YOUR TASK » Copy the data precisely, character for character, and leave out every picture.

EXTRACTED MATERIAL »
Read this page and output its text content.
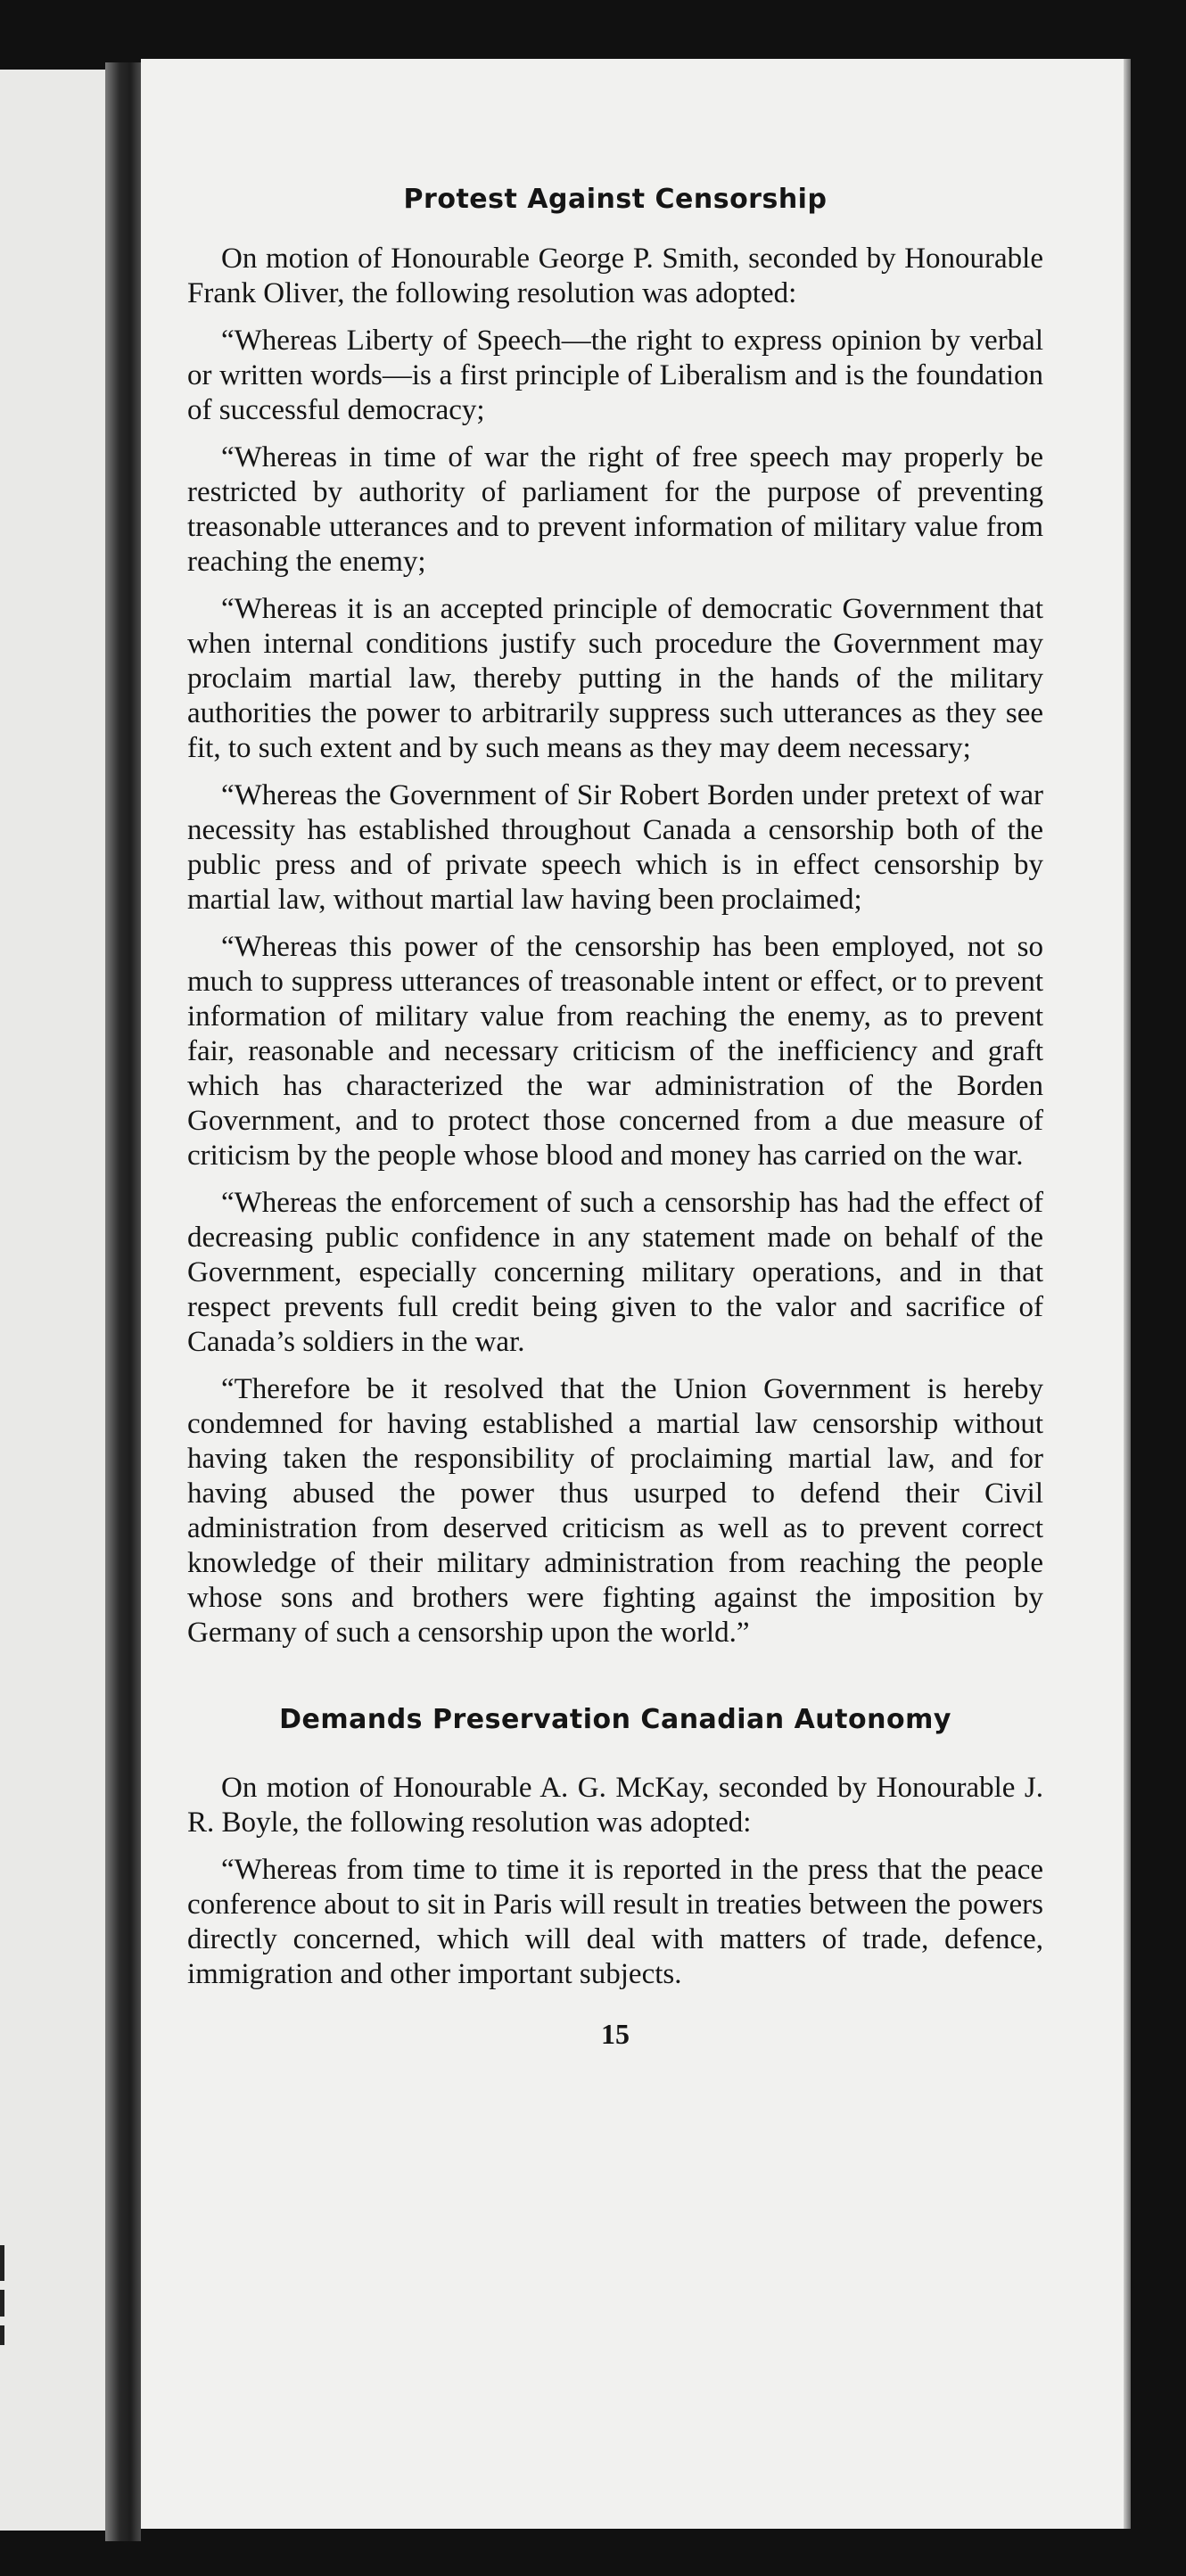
Protest Against Censorship

On motion of Honourable George P. Smith, seconded by Honourable Frank Oliver, the following resolution was adopted:

“Whereas Liberty of Speech—the right to express opinion by verbal or written words—is a first principle of Liberalism and is the foundation of successful democracy;

“Whereas in time of war the right of free speech may properly be restricted by authority of parliament for the purpose of preventing treasonable utterances and to prevent information of military value from reaching the enemy;

“Whereas it is an accepted principle of democratic Government that when internal conditions justify such procedure the Government may proclaim martial law, thereby putting in the hands of the military authorities the power to arbitrarily suppress such utterances as they see fit, to such extent and by such means as they may deem necessary;

“Whereas the Government of Sir Robert Borden under pretext of war necessity has established throughout Canada a censorship both of the public press and of private speech which is in effect censorship by martial law, without martial law having been proclaimed;

“Whereas this power of the censorship has been employed, not so much to suppress utterances of treasonable intent or effect, or to prevent information of military value from reaching the enemy, as to prevent fair, reasonable and necessary criticism of the inefficiency and graft which has characterized the war administration of the Borden Government, and to protect those concerned from a due measure of criticism by the people whose blood and money has carried on the war.

“Whereas the enforcement of such a censorship has had the effect of decreasing public confidence in any statement made on behalf of the Government, especially concerning military operations, and in that respect prevents full credit being given to the valor and sacrifice of Canada’s soldiers in the war.

“Therefore be it resolved that the Union Government is hereby condemned for having established a martial law censorship without having taken the responsibility of proclaiming martial law, and for having abused the power thus usurped to defend their Civil administration from deserved criticism as well as to prevent correct knowledge of their military administration from reaching the people whose sons and brothers were fighting against the imposition by Germany of such a censorship upon the world.”

Demands Preservation Canadian Autonomy

On motion of Honourable A. G. McKay, seconded by Honourable J. R. Boyle, the following resolution was adopted:

“Whereas from time to time it is reported in the press that the peace conference about to sit in Paris will result in treaties between the powers directly concerned, which will deal with matters of trade, defence, immigration and other important subjects.

15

SOLUTION TO THIS TASK »
Read this page and output its text content.
Protest Against Censorship

On motion of Honourable George P. Smith, seconded by Honourable Frank Oliver, the following resolution was adopted:

“Whereas Liberty of Speech—the right to express opinion by verbal or written words—is a first principle of Liberalism and is the foundation of successful democracy;

“Whereas in time of war the right of free speech may properly be restricted by authority of parliament for the purpose of preventing treasonable utterances and to prevent information of military value from reaching the enemy;

“Whereas it is an accepted principle of democratic Government that when internal conditions justify such procedure the Government may proclaim martial law, thereby putting in the hands of the military authorities the power to arbitrarily suppress such utterances as they see fit, to such extent and by such means as they may deem necessary;

“Whereas the Government of Sir Robert Borden under pretext of war necessity has established throughout Canada a censorship both of the public press and of private speech which is in effect censorship by martial law, without martial law having been proclaimed;

“Whereas this power of the censorship has been employed, not so much to suppress utterances of treasonable intent or effect, or to prevent information of military value from reaching the enemy, as to prevent fair, reasonable and necessary criticism of the inefficiency and graft which has characterized the war administration of the Borden Government, and to protect those concerned from a due measure of criticism by the people whose blood and money has carried on the war.

“Whereas the enforcement of such a censorship has had the effect of decreasing public confidence in any statement made on behalf of the Government, especially concerning military operations, and in that respect prevents full credit being given to the valor and sacrifice of Canada’s soldiers in the war.

“Therefore be it resolved that the Union Government is hereby condemned for having established a martial law censorship without having taken the responsibility of proclaiming martial law, and for having abused the power thus usurped to defend their Civil administration from deserved criticism as well as to prevent correct knowledge of their military administration from reaching the people whose sons and brothers were fighting against the imposition by Germany of such a censorship upon the world.”

Demands Preservation Canadian Autonomy

On motion of Honourable A. G. McKay, seconded by Honourable J. R. Boyle, the following resolution was adopted:

“Whereas from time to time it is reported in the press that the peace conference about to sit in Paris will result in treaties between the powers directly concerned, which will deal with matters of trade, defence, immigration and other important subjects.

15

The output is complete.